WHAT IS ASKED — Could you format the items, from the first line through the line containing "- data-point: [674, 315, 690, 330]", as a Markdown table with a "Row" column that numbers each line and a "Line" column that holds it, leaving out any blank lines?

STORED RECORDS —
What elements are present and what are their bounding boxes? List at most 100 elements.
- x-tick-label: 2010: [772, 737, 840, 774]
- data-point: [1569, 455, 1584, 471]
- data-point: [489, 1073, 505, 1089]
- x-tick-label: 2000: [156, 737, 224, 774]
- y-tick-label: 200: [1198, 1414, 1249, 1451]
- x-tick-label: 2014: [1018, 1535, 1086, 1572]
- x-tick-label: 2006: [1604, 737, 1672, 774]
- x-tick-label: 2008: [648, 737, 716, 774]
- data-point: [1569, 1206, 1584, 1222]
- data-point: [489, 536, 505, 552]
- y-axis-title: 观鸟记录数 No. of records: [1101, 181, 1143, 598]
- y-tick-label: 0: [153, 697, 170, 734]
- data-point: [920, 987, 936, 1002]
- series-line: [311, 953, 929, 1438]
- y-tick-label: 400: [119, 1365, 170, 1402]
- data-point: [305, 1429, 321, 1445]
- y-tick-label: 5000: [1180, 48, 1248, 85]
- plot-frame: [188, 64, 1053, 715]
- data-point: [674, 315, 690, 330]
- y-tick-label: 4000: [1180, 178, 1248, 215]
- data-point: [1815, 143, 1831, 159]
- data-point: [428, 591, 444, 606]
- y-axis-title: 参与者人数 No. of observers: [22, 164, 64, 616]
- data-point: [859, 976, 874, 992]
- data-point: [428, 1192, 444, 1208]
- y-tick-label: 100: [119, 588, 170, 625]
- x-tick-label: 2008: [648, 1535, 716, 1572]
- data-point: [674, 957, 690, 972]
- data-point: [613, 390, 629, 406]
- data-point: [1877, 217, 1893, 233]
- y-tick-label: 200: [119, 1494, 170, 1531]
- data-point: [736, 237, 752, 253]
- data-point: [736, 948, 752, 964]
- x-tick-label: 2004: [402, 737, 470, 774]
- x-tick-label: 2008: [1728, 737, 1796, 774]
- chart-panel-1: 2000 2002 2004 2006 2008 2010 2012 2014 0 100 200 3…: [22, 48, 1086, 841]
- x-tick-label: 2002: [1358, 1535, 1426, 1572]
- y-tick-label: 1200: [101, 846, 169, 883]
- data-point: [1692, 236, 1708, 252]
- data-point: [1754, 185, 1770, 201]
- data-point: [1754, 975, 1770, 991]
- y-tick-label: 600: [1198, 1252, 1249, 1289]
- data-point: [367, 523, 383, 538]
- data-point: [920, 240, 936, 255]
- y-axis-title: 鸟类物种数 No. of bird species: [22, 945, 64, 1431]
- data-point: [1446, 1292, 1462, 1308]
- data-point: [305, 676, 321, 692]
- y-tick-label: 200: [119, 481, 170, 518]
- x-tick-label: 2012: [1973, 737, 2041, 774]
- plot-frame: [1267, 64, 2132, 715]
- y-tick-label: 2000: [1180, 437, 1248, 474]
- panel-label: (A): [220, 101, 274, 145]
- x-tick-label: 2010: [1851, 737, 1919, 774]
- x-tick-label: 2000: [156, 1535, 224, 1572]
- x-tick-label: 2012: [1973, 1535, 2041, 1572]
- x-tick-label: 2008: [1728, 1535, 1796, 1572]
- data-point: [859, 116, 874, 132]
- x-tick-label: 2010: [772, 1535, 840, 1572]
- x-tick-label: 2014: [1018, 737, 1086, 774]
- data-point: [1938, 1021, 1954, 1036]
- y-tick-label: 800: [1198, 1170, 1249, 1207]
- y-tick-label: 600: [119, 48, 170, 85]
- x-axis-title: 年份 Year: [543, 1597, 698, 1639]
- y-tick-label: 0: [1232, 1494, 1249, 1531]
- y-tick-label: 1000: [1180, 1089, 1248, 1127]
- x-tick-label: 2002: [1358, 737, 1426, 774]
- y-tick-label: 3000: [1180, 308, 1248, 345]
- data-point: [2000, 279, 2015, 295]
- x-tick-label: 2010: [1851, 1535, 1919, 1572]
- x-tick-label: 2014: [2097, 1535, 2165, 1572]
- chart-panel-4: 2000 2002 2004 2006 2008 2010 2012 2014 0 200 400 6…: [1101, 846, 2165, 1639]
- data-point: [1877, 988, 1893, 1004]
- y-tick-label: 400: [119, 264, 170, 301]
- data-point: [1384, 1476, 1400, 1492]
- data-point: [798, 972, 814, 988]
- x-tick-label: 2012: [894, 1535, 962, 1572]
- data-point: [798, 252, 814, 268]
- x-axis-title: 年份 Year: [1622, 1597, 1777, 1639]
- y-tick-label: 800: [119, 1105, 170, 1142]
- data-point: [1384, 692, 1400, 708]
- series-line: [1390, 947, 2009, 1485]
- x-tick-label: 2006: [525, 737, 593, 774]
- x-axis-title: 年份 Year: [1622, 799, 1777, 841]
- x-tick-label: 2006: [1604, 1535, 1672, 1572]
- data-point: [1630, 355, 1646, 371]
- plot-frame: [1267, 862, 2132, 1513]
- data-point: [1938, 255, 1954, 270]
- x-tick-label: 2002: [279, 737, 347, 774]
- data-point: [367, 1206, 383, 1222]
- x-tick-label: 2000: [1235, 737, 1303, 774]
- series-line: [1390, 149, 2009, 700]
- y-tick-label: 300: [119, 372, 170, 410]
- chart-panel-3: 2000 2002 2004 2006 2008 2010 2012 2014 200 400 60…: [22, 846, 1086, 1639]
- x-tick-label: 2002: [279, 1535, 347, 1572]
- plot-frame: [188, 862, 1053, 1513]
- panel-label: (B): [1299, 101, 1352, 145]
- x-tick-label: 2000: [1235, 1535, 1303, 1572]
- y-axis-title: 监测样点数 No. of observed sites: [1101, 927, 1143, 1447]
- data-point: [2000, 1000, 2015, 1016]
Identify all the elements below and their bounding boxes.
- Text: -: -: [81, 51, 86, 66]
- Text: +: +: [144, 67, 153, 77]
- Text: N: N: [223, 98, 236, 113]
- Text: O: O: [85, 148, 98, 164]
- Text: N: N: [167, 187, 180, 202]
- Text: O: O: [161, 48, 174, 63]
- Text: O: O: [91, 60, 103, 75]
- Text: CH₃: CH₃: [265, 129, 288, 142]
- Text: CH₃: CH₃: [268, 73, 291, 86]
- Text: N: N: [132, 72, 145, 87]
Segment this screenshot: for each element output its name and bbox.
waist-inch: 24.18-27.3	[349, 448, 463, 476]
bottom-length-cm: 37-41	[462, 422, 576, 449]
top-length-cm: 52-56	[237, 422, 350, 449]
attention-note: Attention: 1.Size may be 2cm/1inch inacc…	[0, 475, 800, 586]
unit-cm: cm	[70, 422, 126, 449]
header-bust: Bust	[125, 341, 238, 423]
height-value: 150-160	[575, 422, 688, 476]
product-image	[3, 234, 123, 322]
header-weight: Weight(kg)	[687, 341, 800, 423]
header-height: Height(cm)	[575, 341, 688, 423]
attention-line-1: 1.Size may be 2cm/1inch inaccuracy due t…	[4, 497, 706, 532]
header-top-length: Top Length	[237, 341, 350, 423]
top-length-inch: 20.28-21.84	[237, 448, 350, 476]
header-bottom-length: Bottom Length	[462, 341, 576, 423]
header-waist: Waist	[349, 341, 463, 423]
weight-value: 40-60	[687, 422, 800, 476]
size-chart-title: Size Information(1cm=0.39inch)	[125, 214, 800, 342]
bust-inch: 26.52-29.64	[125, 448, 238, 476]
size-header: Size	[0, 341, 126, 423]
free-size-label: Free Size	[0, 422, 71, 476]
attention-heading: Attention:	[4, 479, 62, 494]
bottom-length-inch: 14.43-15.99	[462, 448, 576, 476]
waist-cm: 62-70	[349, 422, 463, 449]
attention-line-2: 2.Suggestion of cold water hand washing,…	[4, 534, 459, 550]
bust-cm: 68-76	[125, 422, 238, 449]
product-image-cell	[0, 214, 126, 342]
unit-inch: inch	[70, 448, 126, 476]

OUTPUT FOR THIS EXERCISE —
| Row | Line |
|---|---|
| 1 | What elements are present and what are their bounding boxes? List at most 100 elements. |
| 2 | - x-tick-label: 2010: [772, 737, 840, 774] |
| 3 | - data-point: [1569, 455, 1584, 471] |
| 4 | - data-point: [489, 1073, 505, 1089] |
| 5 | - x-tick-label: 2000: [156, 737, 224, 774] |
| 6 | - y-tick-label: 200: [1198, 1414, 1249, 1451] |
| 7 | - x-tick-label: 2014: [1018, 1535, 1086, 1572] |
| 8 | - x-tick-label: 2006: [1604, 737, 1672, 774] |
| 9 | - x-tick-label: 2008: [648, 737, 716, 774] |
| 10 | - data-point: [1569, 1206, 1584, 1222] |
| 11 | - data-point: [489, 536, 505, 552] |
| 12 | - y-axis-title: 观鸟记录数 No. of records: [1101, 181, 1143, 598] |
| 13 | - y-tick-label: 0: [153, 697, 170, 734] |
| 14 | - data-point: [920, 987, 936, 1002] |
| 15 | - series-line: [311, 953, 929, 1438] |
| 16 | - y-tick-label: 400: [119, 1365, 170, 1402] |
| 17 | - data-point: [305, 1429, 321, 1445] |
| 18 | - y-tick-label: 5000: [1180, 48, 1248, 85] |
| 19 | - plot-frame: [188, 64, 1053, 715] |
| 20 | - data-point: [674, 315, 690, 330] |